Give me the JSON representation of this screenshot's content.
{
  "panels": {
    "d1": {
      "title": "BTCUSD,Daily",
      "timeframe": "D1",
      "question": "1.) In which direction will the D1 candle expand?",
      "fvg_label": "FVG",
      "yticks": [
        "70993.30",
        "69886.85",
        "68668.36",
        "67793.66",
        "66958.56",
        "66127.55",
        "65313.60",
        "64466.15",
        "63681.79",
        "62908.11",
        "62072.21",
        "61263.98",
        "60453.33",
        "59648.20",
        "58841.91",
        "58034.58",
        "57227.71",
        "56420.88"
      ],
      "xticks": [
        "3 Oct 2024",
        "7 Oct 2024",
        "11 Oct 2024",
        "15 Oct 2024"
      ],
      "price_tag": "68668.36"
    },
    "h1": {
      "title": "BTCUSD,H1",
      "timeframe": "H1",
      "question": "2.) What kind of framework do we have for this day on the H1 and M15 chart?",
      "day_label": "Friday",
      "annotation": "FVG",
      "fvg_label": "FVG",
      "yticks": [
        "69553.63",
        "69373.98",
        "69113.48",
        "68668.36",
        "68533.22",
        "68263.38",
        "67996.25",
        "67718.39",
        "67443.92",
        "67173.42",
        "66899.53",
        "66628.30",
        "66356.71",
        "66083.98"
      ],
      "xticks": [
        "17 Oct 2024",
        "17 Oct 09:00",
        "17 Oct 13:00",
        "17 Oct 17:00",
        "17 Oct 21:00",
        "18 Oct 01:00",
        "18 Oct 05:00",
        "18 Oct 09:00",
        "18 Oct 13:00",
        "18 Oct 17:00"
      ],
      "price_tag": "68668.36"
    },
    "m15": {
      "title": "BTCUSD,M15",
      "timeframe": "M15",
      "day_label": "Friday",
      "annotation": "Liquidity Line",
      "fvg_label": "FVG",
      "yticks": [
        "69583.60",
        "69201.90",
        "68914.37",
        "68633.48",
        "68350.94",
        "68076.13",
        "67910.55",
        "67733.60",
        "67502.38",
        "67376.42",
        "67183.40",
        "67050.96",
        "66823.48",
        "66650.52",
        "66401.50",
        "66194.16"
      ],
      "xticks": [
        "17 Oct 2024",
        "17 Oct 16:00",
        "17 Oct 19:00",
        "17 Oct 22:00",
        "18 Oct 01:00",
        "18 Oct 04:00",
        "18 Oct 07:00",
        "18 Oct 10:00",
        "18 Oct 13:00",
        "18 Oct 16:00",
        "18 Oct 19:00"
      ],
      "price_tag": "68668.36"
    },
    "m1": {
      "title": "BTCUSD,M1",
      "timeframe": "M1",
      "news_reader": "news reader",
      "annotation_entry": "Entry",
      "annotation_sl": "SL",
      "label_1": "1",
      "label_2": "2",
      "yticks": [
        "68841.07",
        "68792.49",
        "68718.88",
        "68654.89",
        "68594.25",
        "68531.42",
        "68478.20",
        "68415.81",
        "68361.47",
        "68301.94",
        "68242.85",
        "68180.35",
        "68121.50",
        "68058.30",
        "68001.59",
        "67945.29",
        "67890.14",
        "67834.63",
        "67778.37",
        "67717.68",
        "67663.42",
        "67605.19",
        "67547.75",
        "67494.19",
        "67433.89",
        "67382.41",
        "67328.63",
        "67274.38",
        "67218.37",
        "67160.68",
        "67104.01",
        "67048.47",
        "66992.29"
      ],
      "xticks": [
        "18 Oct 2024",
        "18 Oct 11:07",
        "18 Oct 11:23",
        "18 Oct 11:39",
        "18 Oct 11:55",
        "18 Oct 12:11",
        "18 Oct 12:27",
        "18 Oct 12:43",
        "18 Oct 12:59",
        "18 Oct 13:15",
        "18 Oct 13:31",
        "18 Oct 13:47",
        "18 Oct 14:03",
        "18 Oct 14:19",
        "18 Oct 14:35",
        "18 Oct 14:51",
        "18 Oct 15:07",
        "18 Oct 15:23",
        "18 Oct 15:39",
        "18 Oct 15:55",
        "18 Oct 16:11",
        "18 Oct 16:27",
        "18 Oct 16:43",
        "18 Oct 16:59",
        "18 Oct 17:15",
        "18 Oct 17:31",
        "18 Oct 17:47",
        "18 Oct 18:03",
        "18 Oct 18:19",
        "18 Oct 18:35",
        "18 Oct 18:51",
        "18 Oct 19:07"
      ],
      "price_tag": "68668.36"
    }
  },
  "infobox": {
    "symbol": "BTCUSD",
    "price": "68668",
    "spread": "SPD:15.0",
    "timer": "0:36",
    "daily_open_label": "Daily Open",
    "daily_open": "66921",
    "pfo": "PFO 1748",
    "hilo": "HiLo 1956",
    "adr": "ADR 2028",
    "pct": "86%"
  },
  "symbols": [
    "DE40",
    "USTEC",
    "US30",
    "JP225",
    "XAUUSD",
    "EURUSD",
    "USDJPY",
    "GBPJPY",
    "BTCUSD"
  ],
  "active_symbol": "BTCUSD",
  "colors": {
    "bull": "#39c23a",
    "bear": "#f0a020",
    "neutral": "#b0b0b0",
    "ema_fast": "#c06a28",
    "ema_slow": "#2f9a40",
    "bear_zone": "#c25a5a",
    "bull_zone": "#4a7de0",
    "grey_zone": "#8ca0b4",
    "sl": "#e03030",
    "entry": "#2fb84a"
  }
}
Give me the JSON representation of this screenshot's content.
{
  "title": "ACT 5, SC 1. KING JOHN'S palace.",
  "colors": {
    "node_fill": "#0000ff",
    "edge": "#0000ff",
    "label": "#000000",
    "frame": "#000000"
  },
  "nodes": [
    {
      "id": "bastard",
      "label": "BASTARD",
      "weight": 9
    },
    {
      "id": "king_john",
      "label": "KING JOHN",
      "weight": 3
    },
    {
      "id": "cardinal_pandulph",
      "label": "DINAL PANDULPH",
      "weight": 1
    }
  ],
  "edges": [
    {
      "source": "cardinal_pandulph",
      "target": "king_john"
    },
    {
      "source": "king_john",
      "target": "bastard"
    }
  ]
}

> **PROBLEM DESCRIPTION**: Restate the whole listing exactly.

> **REPLY TO THE TASK**:
Give me the JSON representation of this screenshot's content.
{
  "panels": {
    "d1": {
      "title": "BTCUSD,Daily",
      "timeframe": "D1",
      "question": "1.) In which direction will the D1 candle expand?",
      "fvg_label": "FVG",
      "yticks": [
        "70993.30",
        "69886.85",
        "68668.36",
        "67793.66",
        "66958.56",
        "66127.55",
        "65313.60",
        "64466.15",
        "63681.79",
        "62908.11",
        "62072.21",
        "61263.98",
        "60453.33",
        "59648.20",
        "58841.91",
        "58034.58",
        "57227.71",
        "56420.88"
      ],
      "xticks": [
        "3 Oct 2024",
        "7 Oct 2024",
        "11 Oct 2024",
        "15 Oct 2024"
      ],
      "price_tag": "68668.36"
    },
    "h1": {
      "title": "BTCUSD,H1",
      "timeframe": "H1",
      "question": "2.) What kind of framework do we have for this day on the H1 and M15 chart?",
      "day_label": "Friday",
      "annotation": "FVG",
      "fvg_label": "FVG",
      "yticks": [
        "69553.63",
        "69373.98",
        "69113.48",
        "68668.36",
        "68533.22",
        "68263.38",
        "67996.25",
        "67718.39",
        "67443.92",
        "67173.42",
        "66899.53",
        "66628.30",
        "66356.71",
        "66083.98"
      ],
      "xticks": [
        "17 Oct 2024",
        "17 Oct 09:00",
        "17 Oct 13:00",
        "17 Oct 17:00",
        "17 Oct 21:00",
        "18 Oct 01:00",
        "18 Oct 05:00",
        "18 Oct 09:00",
        "18 Oct 13:00",
        "18 Oct 17:00"
      ],
      "price_tag": "68668.36"
    },
    "m15": {
      "title": "BTCUSD,M15",
      "timeframe": "M15",
      "day_label": "Friday",
      "annotation": "Liquidity Line",
      "fvg_label": "FVG",
      "yticks": [
        "69583.60",
        "69201.90",
        "68914.37",
        "68633.48",
        "68350.94",
        "68076.13",
        "67910.55",
        "67733.60",
        "67502.38",
        "67376.42",
        "67183.40",
        "67050.96",
        "66823.48",
        "66650.52",
        "66401.50",
        "66194.16"
      ],
      "xticks": [
        "17 Oct 2024",
        "17 Oct 16:00",
        "17 Oct 19:00",
        "17 Oct 22:00",
        "18 Oct 01:00",
        "18 Oct 04:00",
        "18 Oct 07:00",
        "18 Oct 10:00",
        "18 Oct 13:00",
        "18 Oct 16:00",
        "18 Oct 19:00"
      ],
      "price_tag": "68668.36"
    },
    "m1": {
      "title": "BTCUSD,M1",
      "timeframe": "M1",
      "news_reader": "news reader",
      "annotation_entry": "Entry",
      "annotation_sl": "SL",
      "label_1": "1",
      "label_2": "2",
      "yticks": [
        "68841.07",
        "68792.49",
        "68718.88",
        "68654.89",
        "68594.25",
        "68531.42",
        "68478.20",
        "68415.81",
        "68361.47",
        "68301.94",
        "68242.85",
        "68180.35",
        "68121.50",
        "68058.30",
        "68001.59",
        "67945.29",
        "67890.14",
        "67834.63",
        "67778.37",
        "67717.68",
        "67663.42",
        "67605.19",
        "67547.75",
        "67494.19",
        "67433.89",
        "67382.41",
        "67328.63",
        "67274.38",
        "67218.37",
        "67160.68",
        "67104.01",
        "67048.47",
        "66992.29"
      ],
      "xticks": [
        "18 Oct 2024",
        "18 Oct 11:07",
        "18 Oct 11:23",
        "18 Oct 11:39",
        "18 Oct 11:55",
        "18 Oct 12:11",
        "18 Oct 12:27",
        "18 Oct 12:43",
        "18 Oct 12:59",
        "18 Oct 13:15",
        "18 Oct 13:31",
        "18 Oct 13:47",
        "18 Oct 14:03",
        "18 Oct 14:19",
        "18 Oct 14:35",
        "18 Oct 14:51",
        "18 Oct 15:07",
        "18 Oct 15:23",
        "18 Oct 15:39",
        "18 Oct 15:55",
        "18 Oct 16:11",
        "18 Oct 16:27",
        "18 Oct 16:43",
        "18 Oct 16:59",
        "18 Oct 17:15",
        "18 Oct 17:31",
        "18 Oct 17:47",
        "18 Oct 18:03",
        "18 Oct 18:19",
        "18 Oct 18:35",
        "18 Oct 18:51",
        "18 Oct 19:07"
      ],
      "price_tag": "68668.36"
    }
  },
  "infobox": {
    "symbol": "BTCUSD",
    "price": "68668",
    "spread": "SPD:15.0",
    "timer": "0:36",
    "daily_open_label": "Daily Open",
    "daily_open": "66921",
    "pfo": "PFO 1748",
    "hilo": "HiLo 1956",
    "adr": "ADR 2028",
    "pct": "86%"
  },
  "symbols": [
    "DE40",
    "USTEC",
    "US30",
    "JP225",
    "XAUUSD",
    "EURUSD",
    "USDJPY",
    "GBPJPY",
    "BTCUSD"
  ],
  "active_symbol": "BTCUSD",
  "colors": {
    "bull": "#39c23a",
    "bear": "#f0a020",
    "neutral": "#b0b0b0",
    "ema_fast": "#c06a28",
    "ema_slow": "#2f9a40",
    "bear_zone": "#c25a5a",
    "bull_zone": "#4a7de0",
    "grey_zone": "#8ca0b4",
    "sl": "#e03030",
    "entry": "#2fb84a"
  }
}
Give me the JSON representation of this screenshot's content.
{
  "title": "ACT 5, SC 1. KING JOHN'S palace.",
  "colors": {
    "node_fill": "#0000ff",
    "edge": "#0000ff",
    "label": "#000000",
    "frame": "#000000"
  },
  "nodes": [
    {
      "id": "bastard",
      "label": "BASTARD",
      "weight": 9
    },
    {
      "id": "king_john",
      "label": "KING JOHN",
      "weight": 3
    },
    {
      "id": "cardinal_pandulph",
      "label": "DINAL PANDULPH",
      "weight": 1
    }
  ],
  "edges": [
    {
      "source": "cardinal_pandulph",
      "target": "king_john"
    },
    {
      "source": "king_john",
      "target": "bastard"
    }
  ]
}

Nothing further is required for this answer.